What follows is a block of records; reproduce all of it verbatim.

— BEGIN Data shown —

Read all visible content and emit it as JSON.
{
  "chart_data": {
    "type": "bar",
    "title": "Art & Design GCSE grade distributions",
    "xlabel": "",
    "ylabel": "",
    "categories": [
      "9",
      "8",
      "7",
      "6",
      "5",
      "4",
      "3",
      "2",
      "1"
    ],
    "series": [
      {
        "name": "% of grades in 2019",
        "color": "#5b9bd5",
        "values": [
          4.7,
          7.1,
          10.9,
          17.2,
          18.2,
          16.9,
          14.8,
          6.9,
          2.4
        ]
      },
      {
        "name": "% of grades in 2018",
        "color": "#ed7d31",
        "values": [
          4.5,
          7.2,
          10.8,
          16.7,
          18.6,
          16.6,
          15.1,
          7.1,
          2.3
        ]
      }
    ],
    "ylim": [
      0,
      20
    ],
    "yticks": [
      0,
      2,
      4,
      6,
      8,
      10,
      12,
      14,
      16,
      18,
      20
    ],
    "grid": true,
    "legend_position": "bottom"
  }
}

— END Data shown —

● Output for this task
Read all visible content and emit it as JSON.
{
  "chart_data": {
    "type": "bar",
    "title": "Art & Design GCSE grade distributions",
    "xlabel": "",
    "ylabel": "",
    "categories": [
      "9",
      "8",
      "7",
      "6",
      "5",
      "4",
      "3",
      "2",
      "1"
    ],
    "series": [
      {
        "name": "% of grades in 2019",
        "color": "#5b9bd5",
        "values": [
          4.7,
          7.1,
          10.9,
          17.2,
          18.2,
          16.9,
          14.8,
          6.9,
          2.4
        ]
      },
      {
        "name": "% of grades in 2018",
        "color": "#ed7d31",
        "values": [
          4.5,
          7.2,
          10.8,
          16.7,
          18.6,
          16.6,
          15.1,
          7.1,
          2.3
        ]
      }
    ],
    "ylim": [
      0,
      20
    ],
    "yticks": [
      0,
      2,
      4,
      6,
      8,
      10,
      12,
      14,
      16,
      18,
      20
    ],
    "grid": true,
    "legend_position": "bottom"
  }
}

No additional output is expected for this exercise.